Extract the lines of the listing verbatim, from the start through the line that contains "- course-name: SOFTWARE", with both ends included.

[Layout dataset listing]

___

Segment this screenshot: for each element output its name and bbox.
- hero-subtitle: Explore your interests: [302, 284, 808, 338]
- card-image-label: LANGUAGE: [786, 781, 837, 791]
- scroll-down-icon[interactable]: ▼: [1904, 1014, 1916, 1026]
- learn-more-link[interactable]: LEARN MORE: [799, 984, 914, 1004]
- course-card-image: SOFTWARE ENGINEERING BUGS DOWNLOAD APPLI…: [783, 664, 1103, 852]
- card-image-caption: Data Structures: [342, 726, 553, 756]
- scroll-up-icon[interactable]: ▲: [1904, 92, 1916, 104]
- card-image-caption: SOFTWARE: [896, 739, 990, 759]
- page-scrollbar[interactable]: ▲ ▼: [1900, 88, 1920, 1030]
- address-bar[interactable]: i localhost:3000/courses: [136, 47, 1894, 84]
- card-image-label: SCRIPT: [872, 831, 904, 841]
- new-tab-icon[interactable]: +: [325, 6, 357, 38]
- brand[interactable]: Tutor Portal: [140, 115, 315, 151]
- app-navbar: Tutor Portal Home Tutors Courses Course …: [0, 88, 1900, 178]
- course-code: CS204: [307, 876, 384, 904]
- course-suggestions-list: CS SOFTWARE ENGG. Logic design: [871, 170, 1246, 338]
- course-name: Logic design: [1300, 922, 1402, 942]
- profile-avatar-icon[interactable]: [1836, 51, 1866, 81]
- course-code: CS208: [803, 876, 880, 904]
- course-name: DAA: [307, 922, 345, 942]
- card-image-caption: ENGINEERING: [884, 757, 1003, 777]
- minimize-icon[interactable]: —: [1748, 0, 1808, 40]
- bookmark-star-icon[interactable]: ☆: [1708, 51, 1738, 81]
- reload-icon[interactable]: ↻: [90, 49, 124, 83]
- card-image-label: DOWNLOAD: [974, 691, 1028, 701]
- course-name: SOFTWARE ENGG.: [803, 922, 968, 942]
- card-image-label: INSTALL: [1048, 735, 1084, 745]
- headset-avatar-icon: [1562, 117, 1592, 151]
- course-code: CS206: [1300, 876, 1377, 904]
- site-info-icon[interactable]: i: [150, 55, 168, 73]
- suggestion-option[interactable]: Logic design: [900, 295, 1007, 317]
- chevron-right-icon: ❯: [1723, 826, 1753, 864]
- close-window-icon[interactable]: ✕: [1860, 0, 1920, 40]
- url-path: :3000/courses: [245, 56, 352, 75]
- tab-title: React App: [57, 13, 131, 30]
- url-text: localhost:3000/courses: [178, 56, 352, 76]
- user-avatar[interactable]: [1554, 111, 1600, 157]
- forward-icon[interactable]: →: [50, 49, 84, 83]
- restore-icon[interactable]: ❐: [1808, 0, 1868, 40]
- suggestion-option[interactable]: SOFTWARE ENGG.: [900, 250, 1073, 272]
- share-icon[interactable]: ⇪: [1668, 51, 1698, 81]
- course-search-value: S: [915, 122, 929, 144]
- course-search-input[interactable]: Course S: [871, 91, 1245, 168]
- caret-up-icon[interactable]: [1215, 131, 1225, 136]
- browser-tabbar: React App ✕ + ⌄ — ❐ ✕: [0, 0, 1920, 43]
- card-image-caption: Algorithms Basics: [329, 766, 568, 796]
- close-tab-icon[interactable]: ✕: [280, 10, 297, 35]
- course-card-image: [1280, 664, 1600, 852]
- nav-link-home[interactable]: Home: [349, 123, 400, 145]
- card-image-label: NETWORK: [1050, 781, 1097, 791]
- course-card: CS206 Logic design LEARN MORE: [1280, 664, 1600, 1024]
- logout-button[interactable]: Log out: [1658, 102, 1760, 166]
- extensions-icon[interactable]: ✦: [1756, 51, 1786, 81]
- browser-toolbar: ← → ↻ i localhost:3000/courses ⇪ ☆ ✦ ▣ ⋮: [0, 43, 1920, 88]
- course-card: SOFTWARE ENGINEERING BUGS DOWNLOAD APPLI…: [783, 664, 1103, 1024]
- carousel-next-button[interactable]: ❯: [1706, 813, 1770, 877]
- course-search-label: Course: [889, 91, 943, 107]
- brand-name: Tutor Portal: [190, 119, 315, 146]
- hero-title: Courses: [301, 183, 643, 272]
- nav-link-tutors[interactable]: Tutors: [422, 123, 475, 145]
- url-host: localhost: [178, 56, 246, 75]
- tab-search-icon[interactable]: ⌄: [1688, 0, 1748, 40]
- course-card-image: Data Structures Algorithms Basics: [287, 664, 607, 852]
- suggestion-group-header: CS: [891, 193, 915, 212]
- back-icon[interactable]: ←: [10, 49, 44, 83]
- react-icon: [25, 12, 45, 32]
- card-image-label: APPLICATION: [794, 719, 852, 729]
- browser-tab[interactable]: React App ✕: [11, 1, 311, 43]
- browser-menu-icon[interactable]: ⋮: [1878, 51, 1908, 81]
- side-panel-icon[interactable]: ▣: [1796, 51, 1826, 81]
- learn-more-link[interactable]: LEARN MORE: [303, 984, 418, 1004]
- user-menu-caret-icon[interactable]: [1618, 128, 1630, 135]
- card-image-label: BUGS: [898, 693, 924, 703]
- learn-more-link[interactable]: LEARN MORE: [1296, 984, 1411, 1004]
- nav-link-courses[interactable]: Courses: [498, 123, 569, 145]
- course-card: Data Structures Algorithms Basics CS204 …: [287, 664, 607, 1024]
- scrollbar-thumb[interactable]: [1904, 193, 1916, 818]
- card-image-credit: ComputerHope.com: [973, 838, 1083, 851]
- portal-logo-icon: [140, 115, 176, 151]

___

◆ Result for this exercise ◆
Segment this screenshot: for each element output its name and bbox.
- hero-subtitle: Explore your interests: [302, 284, 808, 338]
- card-image-label: LANGUAGE: [786, 781, 837, 791]
- scroll-down-icon[interactable]: ▼: [1904, 1014, 1916, 1026]
- learn-more-link[interactable]: LEARN MORE: [799, 984, 914, 1004]
- course-card-image: SOFTWARE ENGINEERING BUGS DOWNLOAD APPLI…: [783, 664, 1103, 852]
- card-image-caption: Data Structures: [342, 726, 553, 756]
- scroll-up-icon[interactable]: ▲: [1904, 92, 1916, 104]
- card-image-caption: SOFTWARE: [896, 739, 990, 759]
- page-scrollbar[interactable]: ▲ ▼: [1900, 88, 1920, 1030]
- address-bar[interactable]: i localhost:3000/courses: [136, 47, 1894, 84]
- card-image-label: SCRIPT: [872, 831, 904, 841]
- new-tab-icon[interactable]: +: [325, 6, 357, 38]
- brand[interactable]: Tutor Portal: [140, 115, 315, 151]
- app-navbar: Tutor Portal Home Tutors Courses Course …: [0, 88, 1900, 178]
- course-code: CS204: [307, 876, 384, 904]
- course-suggestions-list: CS SOFTWARE ENGG. Logic design: [871, 170, 1246, 338]
- course-name: Logic design: [1300, 922, 1402, 942]
- profile-avatar-icon[interactable]: [1836, 51, 1866, 81]
- course-code: CS208: [803, 876, 880, 904]
- course-name: DAA: [307, 922, 345, 942]
- card-image-caption: ENGINEERING: [884, 757, 1003, 777]
- minimize-icon[interactable]: —: [1748, 0, 1808, 40]
- bookmark-star-icon[interactable]: ☆: [1708, 51, 1738, 81]
- reload-icon[interactable]: ↻: [90, 49, 124, 83]
- card-image-label: DOWNLOAD: [974, 691, 1028, 701]
- course-name: SOFTWARE ENGG.: [803, 922, 968, 942]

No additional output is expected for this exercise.